● What to work on: Copy out the records word for word, from their first line through the line that contains "- page-link-label: Coming", with that line included.

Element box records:
§

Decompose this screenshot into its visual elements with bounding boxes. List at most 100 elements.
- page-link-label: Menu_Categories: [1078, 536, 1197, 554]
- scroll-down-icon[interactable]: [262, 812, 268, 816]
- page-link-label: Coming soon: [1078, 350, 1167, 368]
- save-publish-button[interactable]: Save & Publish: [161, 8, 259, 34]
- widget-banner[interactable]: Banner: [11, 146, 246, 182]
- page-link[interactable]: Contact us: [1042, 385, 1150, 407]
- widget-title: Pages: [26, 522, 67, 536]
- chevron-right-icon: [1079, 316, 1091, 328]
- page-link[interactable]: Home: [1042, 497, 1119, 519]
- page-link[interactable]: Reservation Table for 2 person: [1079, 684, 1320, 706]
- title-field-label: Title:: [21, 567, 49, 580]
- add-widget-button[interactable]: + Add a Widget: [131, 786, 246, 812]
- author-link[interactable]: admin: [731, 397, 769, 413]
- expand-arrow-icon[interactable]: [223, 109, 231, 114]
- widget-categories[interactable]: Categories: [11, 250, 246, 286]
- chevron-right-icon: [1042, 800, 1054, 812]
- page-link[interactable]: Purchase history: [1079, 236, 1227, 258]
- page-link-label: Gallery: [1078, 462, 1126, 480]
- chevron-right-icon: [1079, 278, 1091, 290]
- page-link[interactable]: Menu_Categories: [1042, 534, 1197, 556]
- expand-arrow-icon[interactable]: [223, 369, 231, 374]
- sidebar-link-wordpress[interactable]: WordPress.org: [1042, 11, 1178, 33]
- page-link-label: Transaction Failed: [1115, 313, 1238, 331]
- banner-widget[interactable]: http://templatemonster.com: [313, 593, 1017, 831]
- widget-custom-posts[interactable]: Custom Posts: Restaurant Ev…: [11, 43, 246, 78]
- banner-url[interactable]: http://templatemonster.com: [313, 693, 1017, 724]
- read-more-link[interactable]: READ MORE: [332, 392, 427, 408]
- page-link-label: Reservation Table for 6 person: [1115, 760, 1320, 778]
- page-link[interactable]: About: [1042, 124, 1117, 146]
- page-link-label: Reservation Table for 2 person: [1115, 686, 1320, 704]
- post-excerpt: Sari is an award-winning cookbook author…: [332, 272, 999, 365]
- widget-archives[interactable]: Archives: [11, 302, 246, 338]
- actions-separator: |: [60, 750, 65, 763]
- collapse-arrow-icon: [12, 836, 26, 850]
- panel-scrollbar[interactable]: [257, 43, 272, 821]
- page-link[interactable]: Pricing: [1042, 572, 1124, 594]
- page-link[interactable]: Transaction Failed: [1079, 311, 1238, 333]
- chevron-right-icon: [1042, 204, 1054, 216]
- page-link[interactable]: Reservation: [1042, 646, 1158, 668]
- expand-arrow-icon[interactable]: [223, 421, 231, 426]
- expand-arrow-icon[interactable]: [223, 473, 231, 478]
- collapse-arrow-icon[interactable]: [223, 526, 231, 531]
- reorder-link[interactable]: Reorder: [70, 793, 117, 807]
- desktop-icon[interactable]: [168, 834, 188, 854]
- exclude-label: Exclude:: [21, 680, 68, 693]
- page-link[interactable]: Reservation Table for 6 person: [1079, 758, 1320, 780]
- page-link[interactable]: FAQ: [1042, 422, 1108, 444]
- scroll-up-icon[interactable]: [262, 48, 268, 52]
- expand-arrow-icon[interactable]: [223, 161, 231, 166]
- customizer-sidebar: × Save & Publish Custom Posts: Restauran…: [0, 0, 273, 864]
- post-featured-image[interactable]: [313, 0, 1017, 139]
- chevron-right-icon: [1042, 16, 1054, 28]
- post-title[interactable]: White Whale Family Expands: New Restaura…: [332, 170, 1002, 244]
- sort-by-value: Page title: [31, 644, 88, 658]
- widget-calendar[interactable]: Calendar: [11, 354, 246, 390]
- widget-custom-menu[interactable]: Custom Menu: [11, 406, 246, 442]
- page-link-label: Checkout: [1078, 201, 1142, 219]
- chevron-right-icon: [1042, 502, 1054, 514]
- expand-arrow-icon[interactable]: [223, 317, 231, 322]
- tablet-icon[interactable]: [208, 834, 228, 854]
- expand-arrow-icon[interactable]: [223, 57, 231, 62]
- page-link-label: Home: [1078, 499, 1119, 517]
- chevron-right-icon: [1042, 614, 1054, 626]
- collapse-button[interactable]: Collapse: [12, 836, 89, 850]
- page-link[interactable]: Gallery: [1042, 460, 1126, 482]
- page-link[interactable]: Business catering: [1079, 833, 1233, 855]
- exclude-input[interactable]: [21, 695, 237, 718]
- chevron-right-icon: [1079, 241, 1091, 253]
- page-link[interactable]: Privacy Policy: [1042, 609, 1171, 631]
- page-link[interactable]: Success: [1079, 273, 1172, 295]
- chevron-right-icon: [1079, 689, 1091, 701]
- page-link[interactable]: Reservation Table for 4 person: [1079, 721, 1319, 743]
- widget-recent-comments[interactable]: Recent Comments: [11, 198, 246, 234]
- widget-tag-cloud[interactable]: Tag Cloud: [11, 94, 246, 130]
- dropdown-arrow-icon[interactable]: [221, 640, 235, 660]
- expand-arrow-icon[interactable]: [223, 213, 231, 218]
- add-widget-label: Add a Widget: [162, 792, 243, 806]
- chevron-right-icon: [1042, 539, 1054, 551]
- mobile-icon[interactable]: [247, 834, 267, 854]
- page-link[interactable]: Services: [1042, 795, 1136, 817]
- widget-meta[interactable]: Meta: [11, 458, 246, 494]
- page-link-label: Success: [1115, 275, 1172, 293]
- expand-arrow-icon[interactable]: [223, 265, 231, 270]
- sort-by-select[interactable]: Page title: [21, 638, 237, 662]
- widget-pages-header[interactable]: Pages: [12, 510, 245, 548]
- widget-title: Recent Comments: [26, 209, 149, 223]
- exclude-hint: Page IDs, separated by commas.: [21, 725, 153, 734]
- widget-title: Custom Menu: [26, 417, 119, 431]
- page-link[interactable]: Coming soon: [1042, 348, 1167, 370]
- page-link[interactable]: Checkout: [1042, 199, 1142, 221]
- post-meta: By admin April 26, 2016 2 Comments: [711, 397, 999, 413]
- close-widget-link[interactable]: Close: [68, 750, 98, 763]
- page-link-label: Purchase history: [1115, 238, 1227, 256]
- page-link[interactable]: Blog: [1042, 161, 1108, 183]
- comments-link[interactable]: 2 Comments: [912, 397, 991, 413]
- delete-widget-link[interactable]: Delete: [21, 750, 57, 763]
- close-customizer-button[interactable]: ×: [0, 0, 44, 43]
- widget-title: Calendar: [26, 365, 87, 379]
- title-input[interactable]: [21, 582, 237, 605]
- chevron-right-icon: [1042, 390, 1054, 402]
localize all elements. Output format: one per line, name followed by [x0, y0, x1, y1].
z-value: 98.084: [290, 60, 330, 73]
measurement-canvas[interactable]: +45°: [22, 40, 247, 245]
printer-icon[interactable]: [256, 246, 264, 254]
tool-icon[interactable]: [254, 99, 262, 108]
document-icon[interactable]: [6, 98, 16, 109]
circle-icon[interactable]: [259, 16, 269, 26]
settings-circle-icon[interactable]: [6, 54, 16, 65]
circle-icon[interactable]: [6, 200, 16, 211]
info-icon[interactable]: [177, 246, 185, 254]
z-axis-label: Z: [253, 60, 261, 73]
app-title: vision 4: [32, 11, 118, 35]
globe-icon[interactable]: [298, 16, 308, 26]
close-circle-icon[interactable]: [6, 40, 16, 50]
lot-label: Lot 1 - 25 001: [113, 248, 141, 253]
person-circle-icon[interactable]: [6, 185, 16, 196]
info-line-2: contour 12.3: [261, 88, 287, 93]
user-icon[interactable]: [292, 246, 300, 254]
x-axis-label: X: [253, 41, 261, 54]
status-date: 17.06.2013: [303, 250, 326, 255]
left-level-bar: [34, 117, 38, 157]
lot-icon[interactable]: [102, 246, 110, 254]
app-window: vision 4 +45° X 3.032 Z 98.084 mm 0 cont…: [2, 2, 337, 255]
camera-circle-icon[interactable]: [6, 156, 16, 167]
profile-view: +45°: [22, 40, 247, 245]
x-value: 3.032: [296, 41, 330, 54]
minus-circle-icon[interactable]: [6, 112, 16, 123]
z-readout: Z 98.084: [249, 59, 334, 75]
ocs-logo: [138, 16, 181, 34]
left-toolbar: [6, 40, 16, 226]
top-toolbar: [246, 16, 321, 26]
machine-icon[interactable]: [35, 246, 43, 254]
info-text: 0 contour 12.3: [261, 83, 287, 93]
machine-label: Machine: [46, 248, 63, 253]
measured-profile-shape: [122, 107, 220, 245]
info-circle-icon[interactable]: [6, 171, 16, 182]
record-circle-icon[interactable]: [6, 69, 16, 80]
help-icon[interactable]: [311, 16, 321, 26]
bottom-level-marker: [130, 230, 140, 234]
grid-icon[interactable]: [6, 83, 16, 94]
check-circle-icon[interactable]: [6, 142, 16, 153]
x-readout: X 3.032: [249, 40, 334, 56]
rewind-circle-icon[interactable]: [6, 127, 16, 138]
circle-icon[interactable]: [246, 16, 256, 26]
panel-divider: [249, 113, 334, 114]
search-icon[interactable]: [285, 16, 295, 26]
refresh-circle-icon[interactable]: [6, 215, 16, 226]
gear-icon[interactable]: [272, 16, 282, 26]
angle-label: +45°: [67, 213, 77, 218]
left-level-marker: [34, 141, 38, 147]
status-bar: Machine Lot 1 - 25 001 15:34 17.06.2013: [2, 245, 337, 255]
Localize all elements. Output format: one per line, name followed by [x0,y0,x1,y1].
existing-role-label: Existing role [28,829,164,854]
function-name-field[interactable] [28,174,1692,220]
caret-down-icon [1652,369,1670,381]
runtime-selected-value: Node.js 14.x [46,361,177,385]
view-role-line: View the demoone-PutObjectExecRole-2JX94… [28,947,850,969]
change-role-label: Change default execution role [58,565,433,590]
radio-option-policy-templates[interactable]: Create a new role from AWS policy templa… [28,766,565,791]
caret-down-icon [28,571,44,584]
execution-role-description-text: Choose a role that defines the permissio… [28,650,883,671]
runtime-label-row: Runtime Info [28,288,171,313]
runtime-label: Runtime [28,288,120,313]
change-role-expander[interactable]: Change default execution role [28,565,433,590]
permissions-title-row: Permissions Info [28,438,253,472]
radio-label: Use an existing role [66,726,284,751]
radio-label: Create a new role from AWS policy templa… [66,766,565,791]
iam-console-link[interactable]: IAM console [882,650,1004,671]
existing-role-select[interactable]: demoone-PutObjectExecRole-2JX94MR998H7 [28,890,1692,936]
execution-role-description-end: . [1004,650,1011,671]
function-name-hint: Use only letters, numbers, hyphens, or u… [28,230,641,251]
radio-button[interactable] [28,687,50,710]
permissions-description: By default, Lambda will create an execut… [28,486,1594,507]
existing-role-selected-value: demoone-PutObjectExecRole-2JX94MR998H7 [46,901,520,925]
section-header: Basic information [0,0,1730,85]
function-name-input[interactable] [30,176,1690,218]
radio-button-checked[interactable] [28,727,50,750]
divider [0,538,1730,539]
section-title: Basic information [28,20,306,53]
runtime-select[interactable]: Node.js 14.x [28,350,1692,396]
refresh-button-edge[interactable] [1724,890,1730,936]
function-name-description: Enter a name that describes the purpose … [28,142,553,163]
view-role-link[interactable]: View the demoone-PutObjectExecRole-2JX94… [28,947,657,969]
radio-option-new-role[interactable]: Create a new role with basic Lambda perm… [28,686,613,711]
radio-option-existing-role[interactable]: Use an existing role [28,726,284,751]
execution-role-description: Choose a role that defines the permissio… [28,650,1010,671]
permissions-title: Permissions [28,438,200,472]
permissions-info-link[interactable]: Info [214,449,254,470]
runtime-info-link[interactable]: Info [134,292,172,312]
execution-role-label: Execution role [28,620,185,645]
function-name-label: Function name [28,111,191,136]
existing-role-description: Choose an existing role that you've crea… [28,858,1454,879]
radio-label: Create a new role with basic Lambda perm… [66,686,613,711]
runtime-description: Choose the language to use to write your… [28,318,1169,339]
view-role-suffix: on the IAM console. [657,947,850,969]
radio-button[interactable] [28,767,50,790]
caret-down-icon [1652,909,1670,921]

§

● Solution below:
Decompose this screenshot into its visual elements with bounding boxes. List at most 100 elements.
- page-link-label: Menu_Categories: [1078, 536, 1197, 554]
- scroll-down-icon[interactable]: [262, 812, 268, 816]
- page-link-label: Coming soon: [1078, 350, 1167, 368]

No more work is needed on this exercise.